The request
Copy out the items word for word, everything from the start of the items down to the line containing "x-tick-label: 0 (195, 1566, 216, 1608)", with both ends included.

Information given
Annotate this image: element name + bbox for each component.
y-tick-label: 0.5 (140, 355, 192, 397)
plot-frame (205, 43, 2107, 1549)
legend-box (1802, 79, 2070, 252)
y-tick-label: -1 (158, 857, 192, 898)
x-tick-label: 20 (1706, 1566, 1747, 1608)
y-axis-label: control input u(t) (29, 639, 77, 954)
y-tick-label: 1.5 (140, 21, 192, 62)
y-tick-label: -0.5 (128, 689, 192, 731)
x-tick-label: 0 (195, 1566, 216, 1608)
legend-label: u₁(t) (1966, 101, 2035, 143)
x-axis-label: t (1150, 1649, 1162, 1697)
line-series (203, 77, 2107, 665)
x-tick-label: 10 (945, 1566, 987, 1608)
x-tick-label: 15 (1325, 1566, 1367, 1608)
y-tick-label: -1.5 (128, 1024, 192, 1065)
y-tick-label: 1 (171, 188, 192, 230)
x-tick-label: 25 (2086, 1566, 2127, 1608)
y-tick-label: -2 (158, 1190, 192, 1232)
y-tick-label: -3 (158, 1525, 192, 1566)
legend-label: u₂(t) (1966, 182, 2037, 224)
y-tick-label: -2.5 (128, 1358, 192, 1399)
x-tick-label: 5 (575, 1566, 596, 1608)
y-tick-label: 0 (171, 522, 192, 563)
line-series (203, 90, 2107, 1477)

Task solution
Annotate this image: element name + bbox for each component.
y-tick-label: 0.5 (140, 355, 192, 397)
plot-frame (205, 43, 2107, 1549)
legend-box (1802, 79, 2070, 252)
y-tick-label: -1 (158, 857, 192, 898)
x-tick-label: 20 (1706, 1566, 1747, 1608)
y-axis-label: control input u(t) (29, 639, 77, 954)
y-tick-label: 1.5 (140, 21, 192, 62)
y-tick-label: -0.5 (128, 689, 192, 731)
x-tick-label: 0 (195, 1566, 216, 1608)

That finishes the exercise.